Find each line holding "DaVinci" and copy it out.

## start DATA SECTION

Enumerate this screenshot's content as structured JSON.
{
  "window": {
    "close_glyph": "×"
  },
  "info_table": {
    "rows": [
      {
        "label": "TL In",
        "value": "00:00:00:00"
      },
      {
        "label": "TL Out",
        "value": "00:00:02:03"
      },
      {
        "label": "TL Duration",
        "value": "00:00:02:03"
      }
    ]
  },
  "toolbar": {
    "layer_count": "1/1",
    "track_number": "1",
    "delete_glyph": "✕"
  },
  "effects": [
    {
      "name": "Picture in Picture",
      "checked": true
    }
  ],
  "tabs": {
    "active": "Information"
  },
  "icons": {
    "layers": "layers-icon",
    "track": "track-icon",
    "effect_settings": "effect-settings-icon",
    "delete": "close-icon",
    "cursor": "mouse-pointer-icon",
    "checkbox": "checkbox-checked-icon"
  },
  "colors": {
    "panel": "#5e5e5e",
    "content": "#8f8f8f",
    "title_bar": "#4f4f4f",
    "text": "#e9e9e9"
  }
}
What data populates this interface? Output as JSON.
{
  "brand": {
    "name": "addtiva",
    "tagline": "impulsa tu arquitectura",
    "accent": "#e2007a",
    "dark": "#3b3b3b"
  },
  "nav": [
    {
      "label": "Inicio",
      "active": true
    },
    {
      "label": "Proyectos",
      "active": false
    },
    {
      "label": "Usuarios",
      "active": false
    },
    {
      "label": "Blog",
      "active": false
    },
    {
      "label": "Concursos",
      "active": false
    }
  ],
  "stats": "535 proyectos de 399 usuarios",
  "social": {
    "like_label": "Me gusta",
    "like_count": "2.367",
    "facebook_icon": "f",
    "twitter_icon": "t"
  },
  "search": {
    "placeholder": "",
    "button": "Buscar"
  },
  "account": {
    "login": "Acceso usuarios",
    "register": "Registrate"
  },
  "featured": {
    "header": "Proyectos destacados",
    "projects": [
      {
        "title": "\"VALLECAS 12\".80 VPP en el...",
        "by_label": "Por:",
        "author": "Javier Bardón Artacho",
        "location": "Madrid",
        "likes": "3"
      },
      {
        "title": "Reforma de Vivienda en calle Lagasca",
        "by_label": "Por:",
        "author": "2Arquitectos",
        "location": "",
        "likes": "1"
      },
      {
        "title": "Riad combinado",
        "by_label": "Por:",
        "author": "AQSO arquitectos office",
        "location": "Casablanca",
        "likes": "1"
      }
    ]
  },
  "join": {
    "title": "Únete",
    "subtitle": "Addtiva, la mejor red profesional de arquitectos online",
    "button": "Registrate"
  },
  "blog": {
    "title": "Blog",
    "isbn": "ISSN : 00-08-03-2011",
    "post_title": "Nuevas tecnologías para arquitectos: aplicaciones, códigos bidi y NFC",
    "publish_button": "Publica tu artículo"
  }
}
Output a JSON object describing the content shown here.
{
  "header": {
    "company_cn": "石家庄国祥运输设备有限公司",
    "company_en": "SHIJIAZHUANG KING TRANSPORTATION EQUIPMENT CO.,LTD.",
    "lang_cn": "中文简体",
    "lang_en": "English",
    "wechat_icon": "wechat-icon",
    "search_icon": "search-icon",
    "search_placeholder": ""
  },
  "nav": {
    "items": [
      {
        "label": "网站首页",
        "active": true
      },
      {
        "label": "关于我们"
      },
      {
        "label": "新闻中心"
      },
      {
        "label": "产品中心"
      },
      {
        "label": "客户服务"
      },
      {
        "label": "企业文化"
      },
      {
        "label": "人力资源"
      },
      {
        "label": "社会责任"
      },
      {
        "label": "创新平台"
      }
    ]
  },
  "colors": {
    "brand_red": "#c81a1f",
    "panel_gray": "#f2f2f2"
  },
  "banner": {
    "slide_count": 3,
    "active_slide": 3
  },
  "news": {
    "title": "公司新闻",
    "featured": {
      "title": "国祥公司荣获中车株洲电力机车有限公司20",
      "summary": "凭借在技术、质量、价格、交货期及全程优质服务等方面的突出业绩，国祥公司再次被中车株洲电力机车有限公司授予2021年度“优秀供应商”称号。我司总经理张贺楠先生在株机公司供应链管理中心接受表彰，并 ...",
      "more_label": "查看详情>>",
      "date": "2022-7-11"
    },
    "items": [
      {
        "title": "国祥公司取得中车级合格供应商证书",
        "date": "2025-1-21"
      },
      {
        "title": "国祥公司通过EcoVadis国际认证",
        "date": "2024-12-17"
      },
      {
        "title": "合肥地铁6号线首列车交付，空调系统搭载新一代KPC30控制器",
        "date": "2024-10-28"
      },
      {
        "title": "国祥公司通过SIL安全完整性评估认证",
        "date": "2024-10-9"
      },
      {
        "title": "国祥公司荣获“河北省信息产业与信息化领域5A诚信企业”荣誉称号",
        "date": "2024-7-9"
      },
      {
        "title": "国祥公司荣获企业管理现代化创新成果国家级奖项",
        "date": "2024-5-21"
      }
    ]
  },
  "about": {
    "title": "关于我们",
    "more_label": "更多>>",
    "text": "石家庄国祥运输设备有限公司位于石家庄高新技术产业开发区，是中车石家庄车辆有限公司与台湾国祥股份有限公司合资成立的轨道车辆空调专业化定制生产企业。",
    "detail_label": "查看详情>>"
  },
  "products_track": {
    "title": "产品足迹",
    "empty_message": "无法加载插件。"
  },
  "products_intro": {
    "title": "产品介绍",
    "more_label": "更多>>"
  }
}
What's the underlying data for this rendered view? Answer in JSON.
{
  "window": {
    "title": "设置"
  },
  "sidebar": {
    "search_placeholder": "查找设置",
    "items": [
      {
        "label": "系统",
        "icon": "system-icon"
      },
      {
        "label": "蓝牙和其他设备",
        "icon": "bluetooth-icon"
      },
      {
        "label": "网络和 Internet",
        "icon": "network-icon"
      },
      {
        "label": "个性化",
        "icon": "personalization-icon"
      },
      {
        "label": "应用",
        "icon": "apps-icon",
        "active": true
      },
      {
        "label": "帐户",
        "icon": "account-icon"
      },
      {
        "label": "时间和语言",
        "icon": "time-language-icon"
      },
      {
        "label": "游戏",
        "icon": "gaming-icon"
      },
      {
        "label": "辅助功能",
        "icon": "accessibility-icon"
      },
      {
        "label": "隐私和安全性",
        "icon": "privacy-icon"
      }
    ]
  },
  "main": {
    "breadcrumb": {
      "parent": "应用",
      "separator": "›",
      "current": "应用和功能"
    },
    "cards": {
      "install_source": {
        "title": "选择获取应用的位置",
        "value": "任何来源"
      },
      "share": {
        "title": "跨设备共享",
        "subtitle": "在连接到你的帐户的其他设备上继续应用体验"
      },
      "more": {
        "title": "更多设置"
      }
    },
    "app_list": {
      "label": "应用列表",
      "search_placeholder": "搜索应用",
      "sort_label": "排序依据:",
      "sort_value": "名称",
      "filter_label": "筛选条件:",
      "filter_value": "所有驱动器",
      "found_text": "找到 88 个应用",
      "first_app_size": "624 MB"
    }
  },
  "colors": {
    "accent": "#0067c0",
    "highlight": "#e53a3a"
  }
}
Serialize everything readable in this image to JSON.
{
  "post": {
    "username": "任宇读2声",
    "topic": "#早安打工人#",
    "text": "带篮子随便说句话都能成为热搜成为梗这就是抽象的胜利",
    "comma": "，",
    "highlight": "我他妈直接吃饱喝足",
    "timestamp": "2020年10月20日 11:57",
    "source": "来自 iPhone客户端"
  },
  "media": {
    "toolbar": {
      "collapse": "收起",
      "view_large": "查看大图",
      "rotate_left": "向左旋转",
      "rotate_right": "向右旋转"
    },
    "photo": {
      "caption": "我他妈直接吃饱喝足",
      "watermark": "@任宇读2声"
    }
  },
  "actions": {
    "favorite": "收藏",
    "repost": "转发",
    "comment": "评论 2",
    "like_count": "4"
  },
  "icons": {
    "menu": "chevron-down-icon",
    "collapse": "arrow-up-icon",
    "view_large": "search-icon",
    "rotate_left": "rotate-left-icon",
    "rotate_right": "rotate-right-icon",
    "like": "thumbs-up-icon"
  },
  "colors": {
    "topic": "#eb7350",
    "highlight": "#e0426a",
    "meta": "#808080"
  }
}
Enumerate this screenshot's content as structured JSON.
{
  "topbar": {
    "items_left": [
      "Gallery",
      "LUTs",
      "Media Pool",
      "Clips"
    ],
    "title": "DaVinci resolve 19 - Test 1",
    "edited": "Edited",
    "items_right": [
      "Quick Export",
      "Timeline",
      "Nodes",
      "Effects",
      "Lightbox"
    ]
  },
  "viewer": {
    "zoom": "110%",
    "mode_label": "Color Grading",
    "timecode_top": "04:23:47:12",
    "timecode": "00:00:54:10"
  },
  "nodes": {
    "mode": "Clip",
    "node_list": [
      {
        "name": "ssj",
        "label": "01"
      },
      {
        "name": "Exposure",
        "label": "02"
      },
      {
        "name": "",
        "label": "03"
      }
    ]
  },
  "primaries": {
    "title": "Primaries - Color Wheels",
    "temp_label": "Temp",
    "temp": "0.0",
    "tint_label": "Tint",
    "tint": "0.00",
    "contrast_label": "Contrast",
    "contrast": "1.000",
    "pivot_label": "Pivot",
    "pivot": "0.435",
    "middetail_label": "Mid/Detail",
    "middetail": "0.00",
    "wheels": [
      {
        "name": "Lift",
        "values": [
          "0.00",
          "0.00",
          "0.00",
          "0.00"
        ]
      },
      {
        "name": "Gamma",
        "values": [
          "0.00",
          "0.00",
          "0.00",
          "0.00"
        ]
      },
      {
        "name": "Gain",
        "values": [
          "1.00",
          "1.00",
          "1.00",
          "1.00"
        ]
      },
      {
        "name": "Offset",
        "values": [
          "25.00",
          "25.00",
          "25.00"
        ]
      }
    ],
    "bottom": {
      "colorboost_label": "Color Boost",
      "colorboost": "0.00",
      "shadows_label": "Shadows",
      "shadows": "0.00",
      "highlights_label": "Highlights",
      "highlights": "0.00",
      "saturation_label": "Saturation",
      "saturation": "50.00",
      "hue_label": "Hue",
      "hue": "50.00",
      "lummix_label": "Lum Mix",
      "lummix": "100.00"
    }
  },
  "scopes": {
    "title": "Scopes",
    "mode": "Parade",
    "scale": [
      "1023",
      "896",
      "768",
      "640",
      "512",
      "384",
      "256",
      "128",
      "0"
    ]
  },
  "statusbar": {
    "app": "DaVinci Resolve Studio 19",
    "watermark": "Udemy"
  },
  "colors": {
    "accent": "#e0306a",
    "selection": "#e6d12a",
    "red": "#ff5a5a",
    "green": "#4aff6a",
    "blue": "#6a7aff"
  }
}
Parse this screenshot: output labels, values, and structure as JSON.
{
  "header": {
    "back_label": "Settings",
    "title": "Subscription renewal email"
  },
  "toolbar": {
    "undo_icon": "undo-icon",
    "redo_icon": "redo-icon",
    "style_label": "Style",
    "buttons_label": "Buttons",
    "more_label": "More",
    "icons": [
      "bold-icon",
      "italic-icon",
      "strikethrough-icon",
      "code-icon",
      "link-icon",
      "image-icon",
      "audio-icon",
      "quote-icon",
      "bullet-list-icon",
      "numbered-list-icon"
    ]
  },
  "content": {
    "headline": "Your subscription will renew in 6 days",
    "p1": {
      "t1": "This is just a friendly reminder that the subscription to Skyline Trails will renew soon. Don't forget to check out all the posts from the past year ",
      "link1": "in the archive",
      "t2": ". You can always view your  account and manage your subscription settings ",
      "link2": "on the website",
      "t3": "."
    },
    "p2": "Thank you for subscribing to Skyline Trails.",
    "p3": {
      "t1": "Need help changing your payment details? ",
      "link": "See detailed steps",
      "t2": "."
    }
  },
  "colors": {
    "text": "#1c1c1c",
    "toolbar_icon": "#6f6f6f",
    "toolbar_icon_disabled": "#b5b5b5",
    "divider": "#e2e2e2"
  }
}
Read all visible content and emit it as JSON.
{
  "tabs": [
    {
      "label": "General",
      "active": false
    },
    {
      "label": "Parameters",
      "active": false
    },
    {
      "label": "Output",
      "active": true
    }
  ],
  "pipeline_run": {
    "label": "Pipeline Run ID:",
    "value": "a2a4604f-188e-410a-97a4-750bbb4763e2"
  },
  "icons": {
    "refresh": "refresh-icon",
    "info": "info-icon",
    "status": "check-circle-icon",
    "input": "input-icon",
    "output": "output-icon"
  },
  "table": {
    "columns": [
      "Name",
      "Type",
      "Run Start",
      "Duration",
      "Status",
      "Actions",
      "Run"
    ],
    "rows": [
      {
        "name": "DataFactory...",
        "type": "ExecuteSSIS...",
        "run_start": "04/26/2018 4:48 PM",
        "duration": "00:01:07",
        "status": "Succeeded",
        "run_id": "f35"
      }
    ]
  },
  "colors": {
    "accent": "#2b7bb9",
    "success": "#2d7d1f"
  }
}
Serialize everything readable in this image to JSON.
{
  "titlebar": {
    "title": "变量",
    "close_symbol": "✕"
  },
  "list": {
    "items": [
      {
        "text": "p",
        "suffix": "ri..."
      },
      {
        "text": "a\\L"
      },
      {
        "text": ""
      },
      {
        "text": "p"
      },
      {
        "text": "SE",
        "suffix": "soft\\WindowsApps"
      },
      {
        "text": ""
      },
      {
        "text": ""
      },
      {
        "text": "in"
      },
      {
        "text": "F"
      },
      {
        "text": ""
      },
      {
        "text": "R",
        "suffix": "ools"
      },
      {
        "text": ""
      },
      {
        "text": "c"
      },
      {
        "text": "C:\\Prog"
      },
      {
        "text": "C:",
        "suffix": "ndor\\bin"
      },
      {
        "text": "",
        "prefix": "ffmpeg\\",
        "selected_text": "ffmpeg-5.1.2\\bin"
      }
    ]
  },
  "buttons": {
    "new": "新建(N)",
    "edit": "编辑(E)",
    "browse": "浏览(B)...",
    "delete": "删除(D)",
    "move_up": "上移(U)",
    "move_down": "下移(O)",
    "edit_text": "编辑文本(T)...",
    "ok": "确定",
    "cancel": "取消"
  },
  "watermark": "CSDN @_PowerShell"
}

## end DATA SECTION

◆ **THE COMPLETED TASK**:
    "title": "DaVinci resolve 19 - Test 1",
    "app": "DaVinci Resolve Studio 19",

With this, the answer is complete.